## Figure collection entries

====

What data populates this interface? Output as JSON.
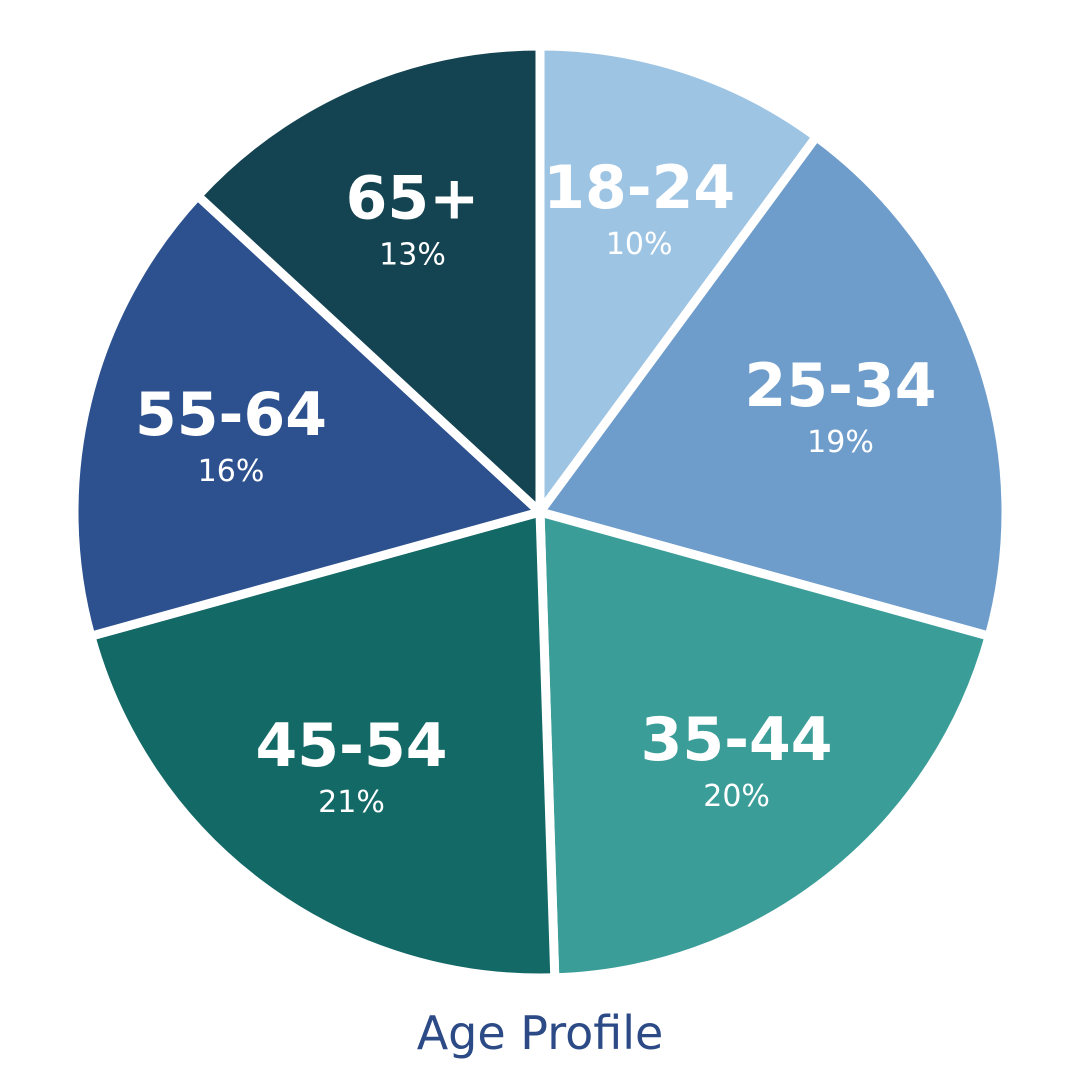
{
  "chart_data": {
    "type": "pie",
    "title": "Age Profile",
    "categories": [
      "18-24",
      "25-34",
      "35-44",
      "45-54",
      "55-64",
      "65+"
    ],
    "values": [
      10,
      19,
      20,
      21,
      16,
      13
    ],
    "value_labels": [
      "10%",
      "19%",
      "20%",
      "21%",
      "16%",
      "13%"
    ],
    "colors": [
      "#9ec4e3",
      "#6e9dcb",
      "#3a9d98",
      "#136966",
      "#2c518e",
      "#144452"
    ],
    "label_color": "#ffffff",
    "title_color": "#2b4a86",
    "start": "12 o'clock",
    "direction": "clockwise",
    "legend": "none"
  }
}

====

## Do this
Repeat each record exactly, with the pictures left out.

## Correct answer
What data populates this interface? Output as JSON.
{
  "chart_data": {
    "type": "pie",
    "title": "Age Profile",
    "categories": [
      "18-24",
      "25-34",
      "35-44",
      "45-54",
      "55-64",
      "65+"
    ],
    "values": [
      10,
      19,
      20,
      21,
      16,
      13
    ],
    "value_labels": [
      "10%",
      "19%",
      "20%",
      "21%",
      "16%",
      "13%"
    ],
    "colors": [
      "#9ec4e3",
      "#6e9dcb",
      "#3a9d98",
      "#136966",
      "#2c518e",
      "#144452"
    ],
    "label_color": "#ffffff",
    "title_color": "#2b4a86",
    "start": "12 o'clock",
    "direction": "clockwise",
    "legend": "none"
  }
}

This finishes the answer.